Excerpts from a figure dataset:

------------------------------------------------------------------------

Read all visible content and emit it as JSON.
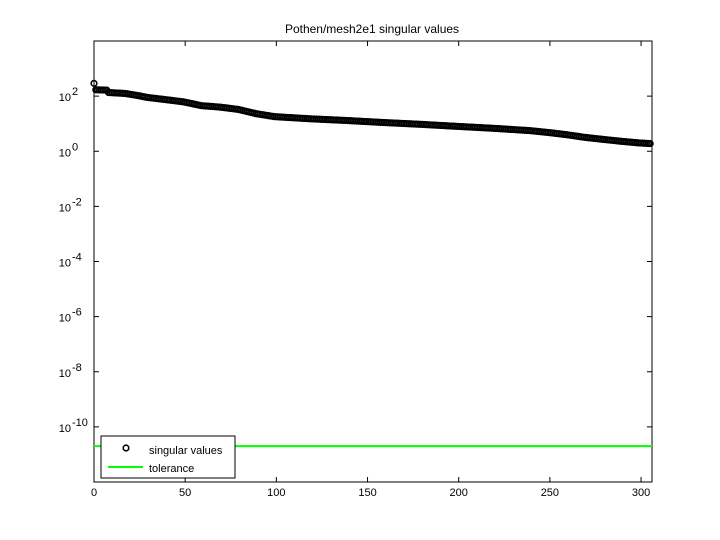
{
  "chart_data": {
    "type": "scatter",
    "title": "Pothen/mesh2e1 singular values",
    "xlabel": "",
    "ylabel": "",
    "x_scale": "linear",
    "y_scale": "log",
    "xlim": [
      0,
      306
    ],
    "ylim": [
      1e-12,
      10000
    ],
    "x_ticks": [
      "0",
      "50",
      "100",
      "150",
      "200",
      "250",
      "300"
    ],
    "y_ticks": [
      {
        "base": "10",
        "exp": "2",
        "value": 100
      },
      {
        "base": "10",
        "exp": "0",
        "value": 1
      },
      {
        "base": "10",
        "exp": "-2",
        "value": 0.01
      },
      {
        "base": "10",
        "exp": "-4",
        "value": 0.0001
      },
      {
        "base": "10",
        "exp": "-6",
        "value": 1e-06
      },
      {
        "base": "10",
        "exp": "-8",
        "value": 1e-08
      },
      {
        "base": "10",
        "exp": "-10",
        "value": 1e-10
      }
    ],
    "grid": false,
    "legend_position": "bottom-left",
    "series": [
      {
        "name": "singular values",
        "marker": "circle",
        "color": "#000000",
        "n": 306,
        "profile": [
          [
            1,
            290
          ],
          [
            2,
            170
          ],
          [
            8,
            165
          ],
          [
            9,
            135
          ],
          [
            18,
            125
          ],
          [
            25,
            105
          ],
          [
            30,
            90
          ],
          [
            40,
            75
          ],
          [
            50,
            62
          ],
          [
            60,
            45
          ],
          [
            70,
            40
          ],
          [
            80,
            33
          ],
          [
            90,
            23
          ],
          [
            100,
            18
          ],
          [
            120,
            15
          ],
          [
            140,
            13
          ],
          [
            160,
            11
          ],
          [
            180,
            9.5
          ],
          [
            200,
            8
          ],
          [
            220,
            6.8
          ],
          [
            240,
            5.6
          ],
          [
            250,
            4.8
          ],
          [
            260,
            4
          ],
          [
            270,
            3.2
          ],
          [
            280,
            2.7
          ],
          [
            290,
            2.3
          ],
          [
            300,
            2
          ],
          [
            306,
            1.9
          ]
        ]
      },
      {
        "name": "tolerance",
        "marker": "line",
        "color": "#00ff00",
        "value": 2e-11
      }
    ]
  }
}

------------------------------------------------------------------------

## What you will do:
Across the data, tally the lines containing "name" and give back the number alone.

## Result for this exercise:
2